» Given instruction
Scan the lines below for "SERDES"; report the number of lines that contain it, and only that.

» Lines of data

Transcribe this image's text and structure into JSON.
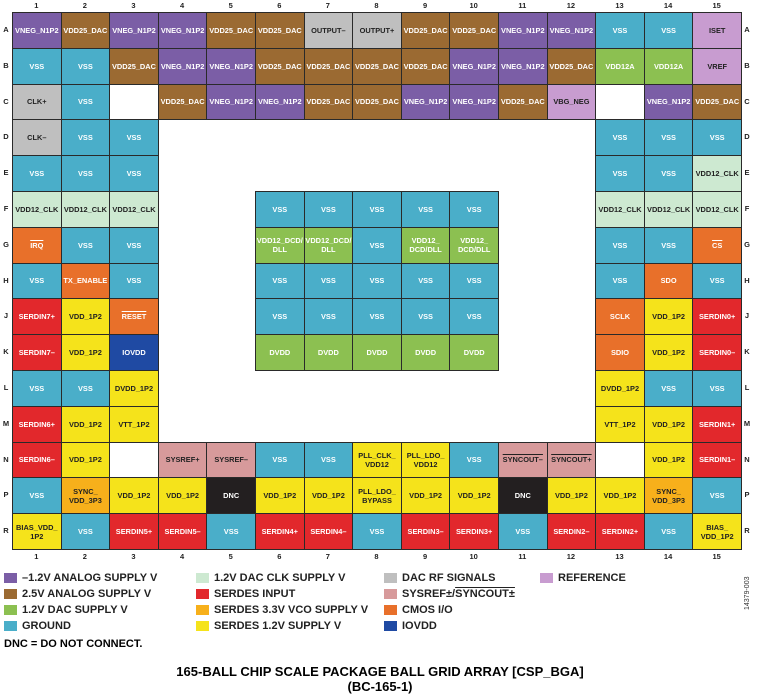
{
  "colors": {
    "N12": "#7b5ea6",
    "A25": "#9b6a32",
    "D12": "#8cc051",
    "GND": "#4aaec9",
    "CLK": "#cde9d1",
    "SER": "#e2282c",
    "S33": "#f7b01b",
    "S12": "#f5e31b",
    "RF": "#bfbfbf",
    "SYS": "#d79a9b",
    "CMO": "#e8702a",
    "IOV": "#1f4aa3",
    "REF": "#c89cd0",
    "DNC": "#231f20"
  },
  "columns": [
    "1",
    "2",
    "3",
    "4",
    "5",
    "6",
    "7",
    "8",
    "9",
    "10",
    "11",
    "12",
    "13",
    "14",
    "15"
  ],
  "rows": [
    "A",
    "B",
    "C",
    "D",
    "E",
    "F",
    "G",
    "H",
    "J",
    "K",
    "L",
    "M",
    "N",
    "P",
    "R"
  ],
  "balls": {
    "A1": {
      "t": "VNEG_N1P2",
      "c": "N12"
    },
    "A2": {
      "t": "VDD25_DAC",
      "c": "A25"
    },
    "A3": {
      "t": "VNEG_N1P2",
      "c": "N12"
    },
    "A4": {
      "t": "VNEG_N1P2",
      "c": "N12"
    },
    "A5": {
      "t": "VDD25_DAC",
      "c": "A25"
    },
    "A6": {
      "t": "VDD25_DAC",
      "c": "A25"
    },
    "A7": {
      "t": "OUTPUT–",
      "c": "RF"
    },
    "A8": {
      "t": "OUTPUT+",
      "c": "RF"
    },
    "A9": {
      "t": "VDD25_DAC",
      "c": "A25"
    },
    "A10": {
      "t": "VDD25_DAC",
      "c": "A25"
    },
    "A11": {
      "t": "VNEG_N1P2",
      "c": "N12"
    },
    "A12": {
      "t": "VNEG_N1P2",
      "c": "N12"
    },
    "A13": {
      "t": "VSS",
      "c": "GND"
    },
    "A14": {
      "t": "VSS",
      "c": "GND"
    },
    "A15": {
      "t": "ISET",
      "c": "REF"
    },
    "B1": {
      "t": "VSS",
      "c": "GND"
    },
    "B2": {
      "t": "VSS",
      "c": "GND"
    },
    "B3": {
      "t": "VDD25_DAC",
      "c": "A25"
    },
    "B4": {
      "t": "VNEG_N1P2",
      "c": "N12"
    },
    "B5": {
      "t": "VNEG_N1P2",
      "c": "N12"
    },
    "B6": {
      "t": "VDD25_DAC",
      "c": "A25"
    },
    "B7": {
      "t": "VDD25_DAC",
      "c": "A25"
    },
    "B8": {
      "t": "VDD25_DAC",
      "c": "A25"
    },
    "B9": {
      "t": "VDD25_DAC",
      "c": "A25"
    },
    "B10": {
      "t": "VNEG_N1P2",
      "c": "N12"
    },
    "B11": {
      "t": "VNEG_N1P2",
      "c": "N12"
    },
    "B12": {
      "t": "VDD25_DAC",
      "c": "A25"
    },
    "B13": {
      "t": "VDD12A",
      "c": "D12"
    },
    "B14": {
      "t": "VDD12A",
      "c": "D12"
    },
    "B15": {
      "t": "VREF",
      "c": "REF"
    },
    "C1": {
      "t": "CLK+",
      "c": "RF"
    },
    "C2": {
      "t": "VSS",
      "c": "GND"
    },
    "C4": {
      "t": "VDD25_DAC",
      "c": "A25"
    },
    "C5": {
      "t": "VNEG_N1P2",
      "c": "N12"
    },
    "C6": {
      "t": "VNEG_N1P2",
      "c": "N12"
    },
    "C7": {
      "t": "VDD25_DAC",
      "c": "A25"
    },
    "C8": {
      "t": "VDD25_DAC",
      "c": "A25"
    },
    "C9": {
      "t": "VNEG_N1P2",
      "c": "N12"
    },
    "C10": {
      "t": "VNEG_N1P2",
      "c": "N12"
    },
    "C11": {
      "t": "VDD25_DAC",
      "c": "A25"
    },
    "C12": {
      "t": "VBG_NEG",
      "c": "REF"
    },
    "C14": {
      "t": "VNEG_N1P2",
      "c": "N12"
    },
    "C15": {
      "t": "VDD25_DAC",
      "c": "A25"
    },
    "D1": {
      "t": "CLK–",
      "c": "RF"
    },
    "D2": {
      "t": "VSS",
      "c": "GND"
    },
    "D3": {
      "t": "VSS",
      "c": "GND"
    },
    "D13": {
      "t": "VSS",
      "c": "GND"
    },
    "D14": {
      "t": "VSS",
      "c": "GND"
    },
    "D15": {
      "t": "VSS",
      "c": "GND"
    },
    "E1": {
      "t": "VSS",
      "c": "GND"
    },
    "E2": {
      "t": "VSS",
      "c": "GND"
    },
    "E3": {
      "t": "VSS",
      "c": "GND"
    },
    "E13": {
      "t": "VSS",
      "c": "GND"
    },
    "E14": {
      "t": "VSS",
      "c": "GND"
    },
    "E15": {
      "t": "VDD12_CLK",
      "c": "CLK"
    },
    "F1": {
      "t": "VDD12_CLK",
      "c": "CLK"
    },
    "F2": {
      "t": "VDD12_CLK",
      "c": "CLK"
    },
    "F3": {
      "t": "VDD12_CLK",
      "c": "CLK"
    },
    "F6": {
      "t": "VSS",
      "c": "GND"
    },
    "F7": {
      "t": "VSS",
      "c": "GND"
    },
    "F8": {
      "t": "VSS",
      "c": "GND"
    },
    "F9": {
      "t": "VSS",
      "c": "GND"
    },
    "F10": {
      "t": "VSS",
      "c": "GND"
    },
    "F13": {
      "t": "VDD12_CLK",
      "c": "CLK"
    },
    "F14": {
      "t": "VDD12_CLK",
      "c": "CLK"
    },
    "F15": {
      "t": "VDD12_CLK",
      "c": "CLK"
    },
    "G1": {
      "t": "IRQ",
      "c": "CMO",
      "o": true
    },
    "G2": {
      "t": "VSS",
      "c": "GND"
    },
    "G3": {
      "t": "VSS",
      "c": "GND"
    },
    "G6": {
      "t": "VDD12_DCD/\nDLL",
      "c": "D12"
    },
    "G7": {
      "t": "VDD12_DCD/\nDLL",
      "c": "D12"
    },
    "G8": {
      "t": "VSS",
      "c": "GND"
    },
    "G9": {
      "t": "VDD12_\nDCD/DLL",
      "c": "D12"
    },
    "G10": {
      "t": "VDD12_\nDCD/DLL",
      "c": "D12"
    },
    "G13": {
      "t": "VSS",
      "c": "GND"
    },
    "G14": {
      "t": "VSS",
      "c": "GND"
    },
    "G15": {
      "t": "CS",
      "c": "CMO",
      "o": true
    },
    "H1": {
      "t": "VSS",
      "c": "GND"
    },
    "H2": {
      "t": "TX_ENABLE",
      "c": "CMO"
    },
    "H3": {
      "t": "VSS",
      "c": "GND"
    },
    "H6": {
      "t": "VSS",
      "c": "GND"
    },
    "H7": {
      "t": "VSS",
      "c": "GND"
    },
    "H8": {
      "t": "VSS",
      "c": "GND"
    },
    "H9": {
      "t": "VSS",
      "c": "GND"
    },
    "H10": {
      "t": "VSS",
      "c": "GND"
    },
    "H13": {
      "t": "VSS",
      "c": "GND"
    },
    "H14": {
      "t": "SDO",
      "c": "CMO"
    },
    "H15": {
      "t": "VSS",
      "c": "GND"
    },
    "J1": {
      "t": "SERDIN7+",
      "c": "SER"
    },
    "J2": {
      "t": "VDD_1P2",
      "c": "S12"
    },
    "J3": {
      "t": "RESET",
      "c": "CMO",
      "o": true
    },
    "J6": {
      "t": "VSS",
      "c": "GND"
    },
    "J7": {
      "t": "VSS",
      "c": "GND"
    },
    "J8": {
      "t": "VSS",
      "c": "GND"
    },
    "J9": {
      "t": "VSS",
      "c": "GND"
    },
    "J10": {
      "t": "VSS",
      "c": "GND"
    },
    "J13": {
      "t": "SCLK",
      "c": "CMO"
    },
    "J14": {
      "t": "VDD_1P2",
      "c": "S12"
    },
    "J15": {
      "t": "SERDIN0+",
      "c": "SER"
    },
    "K1": {
      "t": "SERDIN7–",
      "c": "SER"
    },
    "K2": {
      "t": "VDD_1P2",
      "c": "S12"
    },
    "K3": {
      "t": "IOVDD",
      "c": "IOV"
    },
    "K6": {
      "t": "DVDD",
      "c": "D12"
    },
    "K7": {
      "t": "DVDD",
      "c": "D12"
    },
    "K8": {
      "t": "DVDD",
      "c": "D12"
    },
    "K9": {
      "t": "DVDD",
      "c": "D12"
    },
    "K10": {
      "t": "DVDD",
      "c": "D12"
    },
    "K13": {
      "t": "SDIO",
      "c": "CMO"
    },
    "K14": {
      "t": "VDD_1P2",
      "c": "S12"
    },
    "K15": {
      "t": "SERDIN0–",
      "c": "SER"
    },
    "L1": {
      "t": "VSS",
      "c": "GND"
    },
    "L2": {
      "t": "VSS",
      "c": "GND"
    },
    "L3": {
      "t": "DVDD_1P2",
      "c": "S12"
    },
    "L13": {
      "t": "DVDD_1P2",
      "c": "S12"
    },
    "L14": {
      "t": "VSS",
      "c": "GND"
    },
    "L15": {
      "t": "VSS",
      "c": "GND"
    },
    "M1": {
      "t": "SERDIN6+",
      "c": "SER"
    },
    "M2": {
      "t": "VDD_1P2",
      "c": "S12"
    },
    "M3": {
      "t": "VTT_1P2",
      "c": "S12"
    },
    "M13": {
      "t": "VTT_1P2",
      "c": "S12"
    },
    "M14": {
      "t": "VDD_1P2",
      "c": "S12"
    },
    "M15": {
      "t": "SERDIN1+",
      "c": "SER"
    },
    "N1": {
      "t": "SERDIN6–",
      "c": "SER"
    },
    "N2": {
      "t": "VDD_1P2",
      "c": "S12"
    },
    "N4": {
      "t": "SYSREF+",
      "c": "SYS"
    },
    "N5": {
      "t": "SYSREF–",
      "c": "SYS"
    },
    "N6": {
      "t": "VSS",
      "c": "GND"
    },
    "N7": {
      "t": "VSS",
      "c": "GND"
    },
    "N8": {
      "t": "PLL_CLK_\nVDD12",
      "c": "S12"
    },
    "N9": {
      "t": "PLL_LDO_\nVDD12",
      "c": "S12"
    },
    "N10": {
      "t": "VSS",
      "c": "GND"
    },
    "N11": {
      "t": "SYNCOUT–",
      "c": "SYS",
      "o": true
    },
    "N12": {
      "t": "SYNCOUT+",
      "c": "SYS",
      "o": true
    },
    "N14": {
      "t": "VDD_1P2",
      "c": "S12"
    },
    "N15": {
      "t": "SERDIN1–",
      "c": "SER"
    },
    "P1": {
      "t": "VSS",
      "c": "GND"
    },
    "P2": {
      "t": "SYNC_\nVDD_3P3",
      "c": "S33"
    },
    "P3": {
      "t": "VDD_1P2",
      "c": "S12"
    },
    "P4": {
      "t": "VDD_1P2",
      "c": "S12"
    },
    "P5": {
      "t": "DNC",
      "c": "DNC"
    },
    "P6": {
      "t": "VDD_1P2",
      "c": "S12"
    },
    "P7": {
      "t": "VDD_1P2",
      "c": "S12"
    },
    "P8": {
      "t": "PLL_LDO_\nBYPASS",
      "c": "S12"
    },
    "P9": {
      "t": "VDD_1P2",
      "c": "S12"
    },
    "P10": {
      "t": "VDD_1P2",
      "c": "S12"
    },
    "P11": {
      "t": "DNC",
      "c": "DNC"
    },
    "P12": {
      "t": "VDD_1P2",
      "c": "S12"
    },
    "P13": {
      "t": "VDD_1P2",
      "c": "S12"
    },
    "P14": {
      "t": "SYNC_\nVDD_3P3",
      "c": "S33"
    },
    "P15": {
      "t": "VSS",
      "c": "GND"
    },
    "R1": {
      "t": "BIAS_VDD_\n1P2",
      "c": "S12"
    },
    "R2": {
      "t": "VSS",
      "c": "GND"
    },
    "R3": {
      "t": "SERDIN5+",
      "c": "SER"
    },
    "R4": {
      "t": "SERDIN5–",
      "c": "SER"
    },
    "R5": {
      "t": "VSS",
      "c": "GND"
    },
    "R6": {
      "t": "SERDIN4+",
      "c": "SER"
    },
    "R7": {
      "t": "SERDIN4–",
      "c": "SER"
    },
    "R8": {
      "t": "VSS",
      "c": "GND"
    },
    "R9": {
      "t": "SERDIN3–",
      "c": "SER"
    },
    "R10": {
      "t": "SERDIN3+",
      "c": "SER"
    },
    "R11": {
      "t": "VSS",
      "c": "GND"
    },
    "R12": {
      "t": "SERDIN2–",
      "c": "SER"
    },
    "R13": {
      "t": "SERDIN2+",
      "c": "SER"
    },
    "R14": {
      "t": "VSS",
      "c": "GND"
    },
    "R15": {
      "t": "BIAS_\nVDD_1P2",
      "c": "S12"
    }
  },
  "legend": [
    {
      "label": "–1.2V ANALOG SUPPLY V",
      "c": "N12"
    },
    {
      "label": "2.5V ANALOG SUPPLY V",
      "c": "A25"
    },
    {
      "label": "1.2V DAC SUPPLY V",
      "c": "D12"
    },
    {
      "label": "GROUND",
      "c": "GND"
    },
    {
      "label": "1.2V DAC CLK SUPPLY V",
      "c": "CLK"
    },
    {
      "label": "SERDES INPUT",
      "c": "SER"
    },
    {
      "label": "SERDES 3.3V VCO SUPPLY V",
      "c": "S33"
    },
    {
      "label": "SERDES 1.2V SUPPLY V",
      "c": "S12"
    },
    {
      "label": "DAC RF SIGNALS",
      "c": "RF"
    },
    {
      "label": "SYSREF±/",
      "overline": "SYNCOUT±",
      "c": "SYS"
    },
    {
      "label": "CMOS  I/O",
      "c": "CMO"
    },
    {
      "label": "IOVDD",
      "c": "IOV"
    },
    {
      "label": "REFERENCE",
      "c": "REF"
    }
  ],
  "note": "DNC = DO NOT CONNECT.",
  "figure_number": "14379-003",
  "title_line1": "165-BALL CHIP SCALE PACKAGE BALL GRID ARRAY [CSP_BGA]",
  "title_line2": "(BC-165-1)"
}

» Answer for this exercise
3